DATA TO USE.
-*-*-

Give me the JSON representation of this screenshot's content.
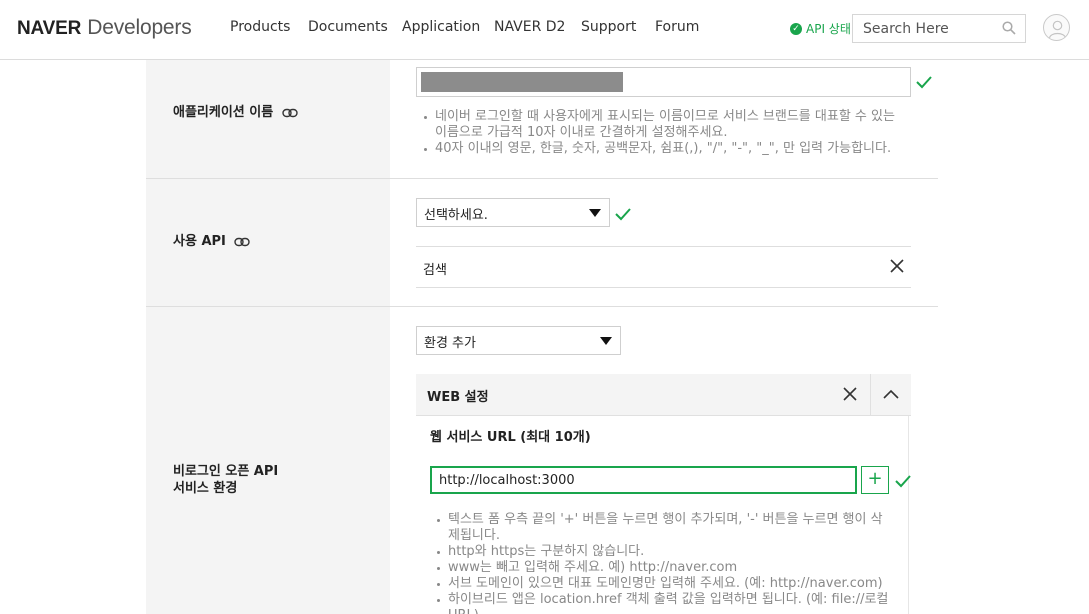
{
  "header": {
    "logo_brand": "NAVER",
    "logo_product": "Developers",
    "nav": [
      "Products",
      "Documents",
      "Application",
      "NAVER D2",
      "Support",
      "Forum"
    ],
    "api_status": "API 상태",
    "search_placeholder": "Search Here"
  },
  "form": {
    "app_name": {
      "label": "애플리케이션 이름",
      "bullets": [
        "네이버 로그인할 때 사용자에게 표시되는 이름이므로 서비스 브랜드를 대표할 수 있는 이름으로 가급적 10자 이내로 간결하게 설정해주세요.",
        "40자 이내의 영문, 한글, 숫자, 공백문자, 쉼표(,), \"/\", \"-\", \"_\", 만 입력 가능합니다."
      ]
    },
    "api": {
      "label": "사용 API",
      "select_value": "선택하세요.",
      "items": [
        "검색"
      ]
    },
    "env": {
      "label_line1": "비로그인 오픈 API",
      "label_line2": "서비스 환경",
      "select_value": "환경 추가",
      "web": {
        "title": "WEB 설정",
        "url_title": "웹 서비스 URL (최대 10개)",
        "url_value": "http://localhost:3000",
        "plus_label": "+",
        "bullets": [
          "텍스트 폼 우측 끝의 '+' 버튼을 누르면 행이 추가되며, '-' 버튼을 누르면 행이 삭제됩니다.",
          "http와 https는 구분하지 않습니다.",
          "www는 빼고 입력해 주세요. 예) http://naver.com",
          "서브 도메인이 있으면 대표 도메인명만 입력해 주세요. (예: http://naver.com)",
          "하이브리드 앱은 location.href 객체 출력 값을 입력하면 됩니다. (예: file://로컬URL)"
        ]
      }
    }
  },
  "colors": {
    "accent": "#19a54c",
    "label_bg": "#f4f4f4",
    "border": "#dedede"
  }
}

-*-*-

WHAT THE EXERCISE ASKS. Pictures are not part of the copy; reproduce everything else in the records exactly.

THE RESPONSE.
Give me the JSON representation of this screenshot's content.
{
  "header": {
    "logo_brand": "NAVER",
    "logo_product": "Developers",
    "nav": [
      "Products",
      "Documents",
      "Application",
      "NAVER D2",
      "Support",
      "Forum"
    ],
    "api_status": "API 상태",
    "search_placeholder": "Search Here"
  },
  "form": {
    "app_name": {
      "label": "애플리케이션 이름",
      "bullets": [
        "네이버 로그인할 때 사용자에게 표시되는 이름이므로 서비스 브랜드를 대표할 수 있는 이름으로 가급적 10자 이내로 간결하게 설정해주세요.",
        "40자 이내의 영문, 한글, 숫자, 공백문자, 쉼표(,), \"/\", \"-\", \"_\", 만 입력 가능합니다."
      ]
    },
    "api": {
      "label": "사용 API",
      "select_value": "선택하세요.",
      "items": [
        "검색"
      ]
    },
    "env": {
      "label_line1": "비로그인 오픈 API",
      "label_line2": "서비스 환경",
      "select_value": "환경 추가",
      "web": {
        "title": "WEB 설정",
        "url_title": "웹 서비스 URL (최대 10개)",
        "url_value": "http://localhost:3000",
        "plus_label": "+",
        "bullets": [
          "텍스트 폼 우측 끝의 '+' 버튼을 누르면 행이 추가되며, '-' 버튼을 누르면 행이 삭제됩니다.",
          "http와 https는 구분하지 않습니다.",
          "www는 빼고 입력해 주세요. 예) http://naver.com",
          "서브 도메인이 있으면 대표 도메인명만 입력해 주세요. (예: http://naver.com)",
          "하이브리드 앱은 location.href 객체 출력 값을 입력하면 됩니다. (예: file://로컬URL)"
        ]
      }
    }
  },
  "colors": {
    "accent": "#19a54c",
    "label_bg": "#f4f4f4",
    "border": "#dedede"
  }
}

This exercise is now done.